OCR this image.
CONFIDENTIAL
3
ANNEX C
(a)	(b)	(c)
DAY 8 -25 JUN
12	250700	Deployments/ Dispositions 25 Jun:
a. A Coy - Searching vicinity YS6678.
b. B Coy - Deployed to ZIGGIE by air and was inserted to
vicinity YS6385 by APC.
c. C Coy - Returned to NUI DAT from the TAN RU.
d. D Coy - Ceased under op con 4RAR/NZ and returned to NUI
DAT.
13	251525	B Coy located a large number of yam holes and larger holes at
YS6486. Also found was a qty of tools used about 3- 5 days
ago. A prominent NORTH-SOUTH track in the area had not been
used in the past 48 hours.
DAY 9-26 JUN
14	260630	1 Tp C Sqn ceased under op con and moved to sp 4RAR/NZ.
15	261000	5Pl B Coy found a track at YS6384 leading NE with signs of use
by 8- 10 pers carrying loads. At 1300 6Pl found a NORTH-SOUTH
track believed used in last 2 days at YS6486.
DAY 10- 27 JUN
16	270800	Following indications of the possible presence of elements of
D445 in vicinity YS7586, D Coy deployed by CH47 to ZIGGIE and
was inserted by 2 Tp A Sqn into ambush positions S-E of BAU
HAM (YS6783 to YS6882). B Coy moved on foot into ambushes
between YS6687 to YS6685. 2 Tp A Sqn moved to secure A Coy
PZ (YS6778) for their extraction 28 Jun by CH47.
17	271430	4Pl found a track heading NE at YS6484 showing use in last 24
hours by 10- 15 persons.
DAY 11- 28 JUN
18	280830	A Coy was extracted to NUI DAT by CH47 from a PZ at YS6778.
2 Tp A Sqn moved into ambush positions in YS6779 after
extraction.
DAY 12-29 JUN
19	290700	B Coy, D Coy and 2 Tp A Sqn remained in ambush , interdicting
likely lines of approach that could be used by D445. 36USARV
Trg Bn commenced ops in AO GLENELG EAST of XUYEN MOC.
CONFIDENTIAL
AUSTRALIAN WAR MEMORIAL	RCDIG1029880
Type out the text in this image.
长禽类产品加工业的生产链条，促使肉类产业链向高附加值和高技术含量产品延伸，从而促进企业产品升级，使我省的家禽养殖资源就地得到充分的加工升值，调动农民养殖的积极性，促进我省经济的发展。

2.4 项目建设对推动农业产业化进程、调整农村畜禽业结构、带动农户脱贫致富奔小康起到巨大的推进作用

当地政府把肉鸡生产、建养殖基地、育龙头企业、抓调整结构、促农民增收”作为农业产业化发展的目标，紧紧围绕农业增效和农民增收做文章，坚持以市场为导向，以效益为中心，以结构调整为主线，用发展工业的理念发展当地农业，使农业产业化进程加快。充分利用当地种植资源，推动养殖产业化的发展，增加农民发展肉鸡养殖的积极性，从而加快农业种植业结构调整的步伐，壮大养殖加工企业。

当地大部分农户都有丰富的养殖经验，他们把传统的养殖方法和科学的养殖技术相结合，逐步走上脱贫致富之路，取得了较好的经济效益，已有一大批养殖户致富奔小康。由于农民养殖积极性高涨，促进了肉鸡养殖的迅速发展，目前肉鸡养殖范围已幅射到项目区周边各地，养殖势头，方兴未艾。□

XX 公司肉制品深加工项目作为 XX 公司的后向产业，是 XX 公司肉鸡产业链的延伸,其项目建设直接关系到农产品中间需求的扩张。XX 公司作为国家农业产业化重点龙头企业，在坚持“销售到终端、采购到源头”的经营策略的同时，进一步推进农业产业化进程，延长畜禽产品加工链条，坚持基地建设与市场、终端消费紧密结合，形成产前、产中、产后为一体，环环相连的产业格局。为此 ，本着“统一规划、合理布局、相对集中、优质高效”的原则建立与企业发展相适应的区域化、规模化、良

▶ [DESCRIPTION OF THE TASK]: Copy out each record from above, exactly.

▶ [ANSWER TO THIS EXERCISE]:
OCR this image.
CONFIDENTIAL
3
ANNEX C
(a)	(b)	(c)
DAY 8 -25 JUN
12	250700	Deployments/ Dispositions 25 Jun:
a. A Coy - Searching vicinity YS6678.
b. B Coy - Deployed to ZIGGIE by air and was inserted to
vicinity YS6385 by APC.
c. C Coy - Returned to NUI DAT from the TAN RU.
d. D Coy - Ceased under op con 4RAR/NZ and returned to NUI
DAT.
13	251525	B Coy located a large number of yam holes and larger holes at
YS6486. Also found was a qty of tools used about 3- 5 days
ago. A prominent NORTH-SOUTH track in the area had not been
used in the past 48 hours.
DAY 9-26 JUN
14	260630	1 Tp C Sqn ceased under op con and moved to sp 4RAR/NZ.
15	261000	5Pl B Coy found a track at YS6384 leading NE with signs of use
by 8- 10 pers carrying loads. At 1300 6Pl found a NORTH-SOUTH
track believed used in last 2 days at YS6486.
DAY 10- 27 JUN
16	270800	Following indications of the possible presence of elements of
D445 in vicinity YS7586, D Coy deployed by CH47 to ZIGGIE and
was inserted by 2 Tp A Sqn into ambush positions S-E of BAU
HAM (YS6783 to YS6882). B Coy moved on foot into ambushes
between YS6687 to YS6685. 2 Tp A Sqn moved to secure A Coy
PZ (YS6778) for their extraction 28 Jun by CH47.
17	271430	4Pl found a track heading NE at YS6484 showing use in last 24
hours by 10- 15 persons.
DAY 11- 28 JUN
18	280830	A Coy was extracted to NUI DAT by CH47 from a PZ at YS6778.
2 Tp A Sqn moved into ambush positions in YS6779 after
extraction.
DAY 12-29 JUN
19	290700	B Coy, D Coy and 2 Tp A Sqn remained in ambush , interdicting
likely lines of approach that could be used by D445. 36USARV
Trg Bn commenced ops in AO GLENELG EAST of XUYEN MOC.
CONFIDENTIAL
AUSTRALIAN WAR MEMORIAL	RCDIG1029880
Type out the text in this image.
长禽类产品加工业的生产链条，促使肉类产业链向高附加值和高技术含量产品延伸，从而促进企业产品升级，使我省的家禽养殖资源就地得到充分的加工升值，调动农民养殖的积极性，促进我省经济的发展。

2.4 项目建设对推动农业产业化进程、调整农村畜禽业结构、带动农户脱贫致富奔小康起到巨大的推进作用

当地政府把肉鸡生产、建养殖基地、育龙头企业、抓调整结构、促农民增收”作为农业产业化发展的目标，紧紧围绕农业增效和农民增收做文章，坚持以市场为导向，以效益为中心，以结构调整为主线，用发展工业的理念发展当地农业，使农业产业化进程加快。充分利用当地种植资源，推动养殖产业化的发展，增加农民发展肉鸡养殖的积极性，从而加快农业种植业结构调整的步伐，壮大养殖加工企业。

当地大部分农户都有丰富的养殖经验，他们把传统的养殖方法和科学的养殖技术相结合，逐步走上脱贫致富之路，取得了较好的经济效益，已有一大批养殖户致富奔小康。由于农民养殖积极性高涨，促进了肉鸡养殖的迅速发展，目前肉鸡养殖范围已幅射到项目区周边各地，养殖势头，方兴未艾。□

XX 公司肉制品深加工项目作为 XX 公司的后向产业，是 XX 公司肉鸡产业链的延伸,其项目建设直接关系到农产品中间需求的扩张。XX 公司作为国家农业产业化重点龙头企业，在坚持“销售到终端、采购到源头”的经营策略的同时，进一步推进农业产业化进程，延长畜禽产品加工链条，坚持基地建设与市场、终端消费紧密结合，形成产前、产中、产后为一体，环环相连的产业格局。为此 ，本着“统一规划、合理布局、相对集中、优质高效”的原则建立与企业发展相适应的区域化、规模化、良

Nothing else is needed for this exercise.